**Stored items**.
****************************************

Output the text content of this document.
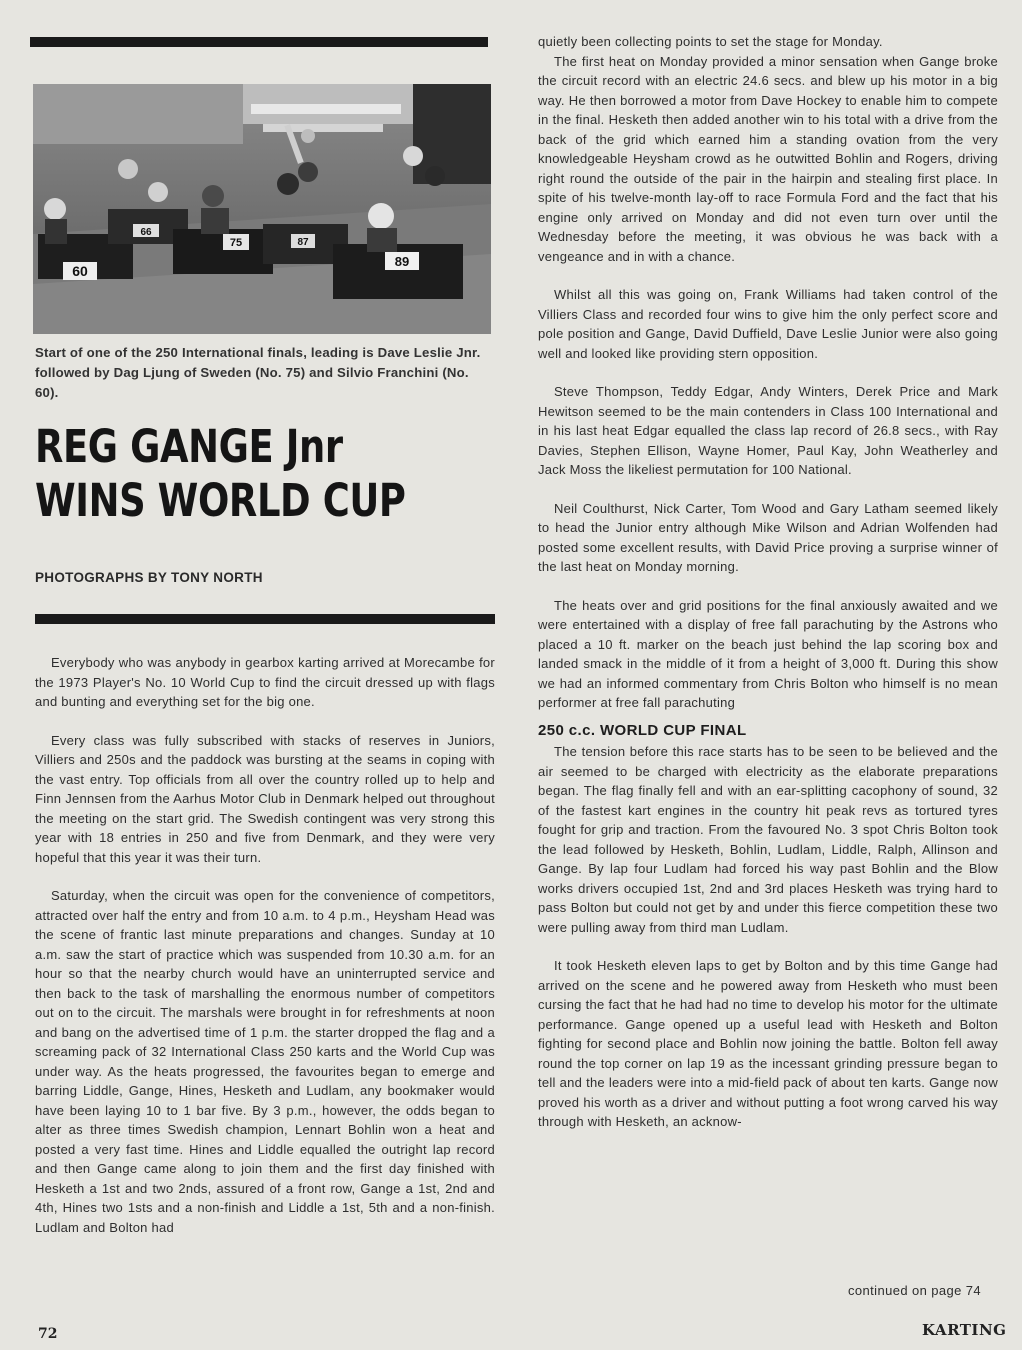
60
66
75	87
89
Start of one of the 250 International finals, leading is Dave Leslie Jnr. followed by Dag Ljung of Sweden (No. 75) and Silvio Franchini (No. 60).
REG GANGE Jnr
WINS WORLD CUP
PHOTOGRAPHS BY TONY NORTH

Everybody who was anybody in gearbox karting arrived at Morecambe for the 1973 Player's No. 10 World Cup to find the circuit dressed up with flags and bunting and everything set for the big one.

Every class was fully subscribed with stacks of reserves in Juniors, Villiers and 250s and the paddock was bursting at the seams in coping with the vast entry. Top officials from all over the country rolled up to help and Finn Jennsen from the Aarhus Motor Club in Denmark helped out throughout the meeting on the start grid. The Swedish contingent was very strong this year with 18 entries in 250 and five from Denmark, and they were very hopeful that this year it was their turn.

Saturday, when the circuit was open for the convenience of competitors, attracted over half the entry and from 10 a.m. to 4 p.m., Heysham Head was the scene of frantic last minute preparations and changes. Sunday at 10 a.m. saw the start of practice which was suspended from 10.30 a.m. for an hour so that the nearby church would have an uninterrupted service and then back to the task of marshalling the enormous number of competitors out on to the circuit. The marshals were brought in for refreshments at noon and bang on the advertised time of 1 p.m. the starter dropped the flag and a screaming pack of 32 International Class 250 karts and the World Cup was under way. As the heats progressed, the favourites began to emerge and barring Liddle, Gange, Hines, Hesketh and Ludlam, any bookmaker would have been laying 10 to 1 bar five. By 3 p.m., however, the odds began to alter as three times Swedish champion, Lennart Bohlin won a heat and posted a very fast time. Hines and Liddle equalled the outright lap record and then Gange came along to join them and the first day finished with Hesketh a 1st and two 2nds, assured of a front row, Gange a 1st, 2nd and 4th, Hines two 1sts and a non-finish and Liddle a 1st, 5th and a non-finish. Ludlam and Bolton had

quietly been collecting points to set the stage for Monday.

The first heat on Monday provided a minor sensation when Gange broke the circuit record with an electric 24.6 secs. and blew up his motor in a big way. He then borrowed a motor from Dave Hockey to enable him to compete in the final. Hesketh then added another win to his total with a drive from the back of the grid which earned him a standing ovation from the very knowledgeable Heysham crowd as he outwitted Bohlin and Rogers, driving right round the outside of the pair in the hairpin and stealing first place. In spite of his twelve-month lay-off to race Formula Ford and the fact that his engine only arrived on Monday and did not even turn over until the Wednesday before the meeting, it was obvious he was back with a vengeance and in with a chance.

Whilst all this was going on, Frank Williams had taken control of the Villiers Class and recorded four wins to give him the only perfect score and pole position and Gange, David Duffield, Dave Leslie Junior were also going well and looked like providing stern opposition.

Steve Thompson, Teddy Edgar, Andy Winters, Derek Price and Mark Hewitson seemed to be the main contenders in Class 100 International and in his last heat Edgar equalled the class lap record of 26.8 secs., with Ray Davies, Stephen Ellison, Wayne Homer, Paul Kay, John Weatherley and Jack Moss the likeliest permutation for 100 National.

Neil Coulthurst, Nick Carter, Tom Wood and Gary Latham seemed likely to head the Junior entry although Mike Wilson and Adrian Wolfenden had posted some excellent results, with David Price proving a surprise winner of the last heat on Monday morning.

The heats over and grid positions for the final anxiously awaited and we were entertained with a display of free fall parachuting by the Astrons who placed a 10 ft. marker on the beach just behind the lap scoring box and landed smack in the middle of it from a height of 3,000 ft. During this show we had an informed commentary from Chris Bolton who himself is no mean performer at free fall parachuting

250 c.c. WORLD CUP FINAL

The tension before this race starts has to be seen to be believed and the air seemed to be charged with electricity as the elaborate preparations began. The flag finally fell and with an ear-splitting cacophony of sound, 32 of the fastest kart engines in the country hit peak revs as tortured tyres fought for grip and traction. From the favoured No. 3 spot Chris Bolton took the lead followed by Hesketh, Bohlin, Ludlam, Liddle, Ralph, Allinson and Gange. By lap four Ludlam had forced his way past Bohlin and the Blow works drivers occupied 1st, 2nd and 3rd places Hesketh was trying hard to pass Bolton but could not get by and under this fierce competition these two were pulling away from third man Ludlam.

It took Hesketh eleven laps to get by Bolton and by this time Gange had arrived on the scene and he powered away from Hesketh who must been cursing the fact that he had had no time to develop his motor for the ultimate performance. Gange opened up a useful lead with Hesketh and Bolton fighting for second place and Bohlin now joining the battle. Bolton fell away round the top corner on lap 19 as the incessant grinding pressure began to tell and the leaders were into a mid-field pack of about ten karts. Gange now proved his worth as a driver and without putting a foot wrong carved his way through with Hesketh, an acknow-

continued on page 74
72	KARTING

****************************************

**Set task**. Pictures in the records above are not copied; print everything else exactly.

**Expected output**.
Output the text content of this document.
60
66
75	87
89
Start of one of the 250 International finals, leading is Dave Leslie Jnr. followed by Dag Ljung of Sweden (No. 75) and Silvio Franchini (No. 60).
REG GANGE Jnr
WINS WORLD CUP
PHOTOGRAPHS BY TONY NORTH

Everybody who was anybody in gearbox karting arrived at Morecambe for the 1973 Player's No. 10 World Cup to find the circuit dressed up with flags and bunting and everything set for the big one.

Every class was fully subscribed with stacks of reserves in Juniors, Villiers and 250s and the paddock was bursting at the seams in coping with the vast entry. Top officials from all over the country rolled up to help and Finn Jennsen from the Aarhus Motor Club in Denmark helped out throughout the meeting on the start grid. The Swedish contingent was very strong this year with 18 entries in 250 and five from Denmark, and they were very hopeful that this year it was their turn.

Saturday, when the circuit was open for the convenience of competitors, attracted over half the entry and from 10 a.m. to 4 p.m., Heysham Head was the scene of frantic last minute preparations and changes. Sunday at 10 a.m. saw the start of practice which was suspended from 10.30 a.m. for an hour so that the nearby church would have an uninterrupted service and then back to the task of marshalling the enormous number of competitors out on to the circuit. The marshals were brought in for refreshments at noon and bang on the advertised time of 1 p.m. the starter dropped the flag and a screaming pack of 32 International Class 250 karts and the World Cup was under way. As the heats progressed, the favourites began to emerge and barring Liddle, Gange, Hines, Hesketh and Ludlam, any bookmaker would have been laying 10 to 1 bar five. By 3 p.m., however, the odds began to alter as three times Swedish champion, Lennart Bohlin won a heat and posted a very fast time. Hines and Liddle equalled the outright lap record and then Gange came along to join them and the first day finished with Hesketh a 1st and two 2nds, assured of a front row, Gange a 1st, 2nd and 4th, Hines two 1sts and a non-finish and Liddle a 1st, 5th and a non-finish. Ludlam and Bolton had

quietly been collecting points to set the stage for Monday.

The first heat on Monday provided a minor sensation when Gange broke the circuit record with an electric 24.6 secs. and blew up his motor in a big way. He then borrowed a motor from Dave Hockey to enable him to compete in the final. Hesketh then added another win to his total with a drive from the back of the grid which earned him a standing ovation from the very knowledgeable Heysham crowd as he outwitted Bohlin and Rogers, driving right round the outside of the pair in the hairpin and stealing first place. In spite of his twelve-month lay-off to race Formula Ford and the fact that his engine only arrived on Monday and did not even turn over until the Wednesday before the meeting, it was obvious he was back with a vengeance and in with a chance.

Whilst all this was going on, Frank Williams had taken control of the Villiers Class and recorded four wins to give him the only perfect score and pole position and Gange, David Duffield, Dave Leslie Junior were also going well and looked like providing stern opposition.

Steve Thompson, Teddy Edgar, Andy Winters, Derek Price and Mark Hewitson seemed to be the main contenders in Class 100 International and in his last heat Edgar equalled the class lap record of 26.8 secs., with Ray Davies, Stephen Ellison, Wayne Homer, Paul Kay, John Weatherley and Jack Moss the likeliest permutation for 100 National.

Neil Coulthurst, Nick Carter, Tom Wood and Gary Latham seemed likely to head the Junior entry although Mike Wilson and Adrian Wolfenden had posted some excellent results, with David Price proving a surprise winner of the last heat on Monday morning.

The heats over and grid positions for the final anxiously awaited and we were entertained with a display of free fall parachuting by the Astrons who placed a 10 ft. marker on the beach just behind the lap scoring box and landed smack in the middle of it from a height of 3,000 ft. During this show we had an informed commentary from Chris Bolton who himself is no mean performer at free fall parachuting

250 c.c. WORLD CUP FINAL

The tension before this race starts has to be seen to be believed and the air seemed to be charged with electricity as the elaborate preparations began. The flag finally fell and with an ear-splitting cacophony of sound, 32 of the fastest kart engines in the country hit peak revs as tortured tyres fought for grip and traction. From the favoured No. 3 spot Chris Bolton took the lead followed by Hesketh, Bohlin, Ludlam, Liddle, Ralph, Allinson and Gange. By lap four Ludlam had forced his way past Bohlin and the Blow works drivers occupied 1st, 2nd and 3rd places Hesketh was trying hard to pass Bolton but could not get by and under this fierce competition these two were pulling away from third man Ludlam.

It took Hesketh eleven laps to get by Bolton and by this time Gange had arrived on the scene and he powered away from Hesketh who must been cursing the fact that he had had no time to develop his motor for the ultimate performance. Gange opened up a useful lead with Hesketh and Bolton fighting for second place and Bohlin now joining the battle. Bolton fell away round the top corner on lap 19 as the incessant grinding pressure began to tell and the leaders were into a mid-field pack of about ten karts. Gange now proved his worth as a driver and without putting a foot wrong carved his way through with Hesketh, an acknow-

continued on page 74
72	KARTING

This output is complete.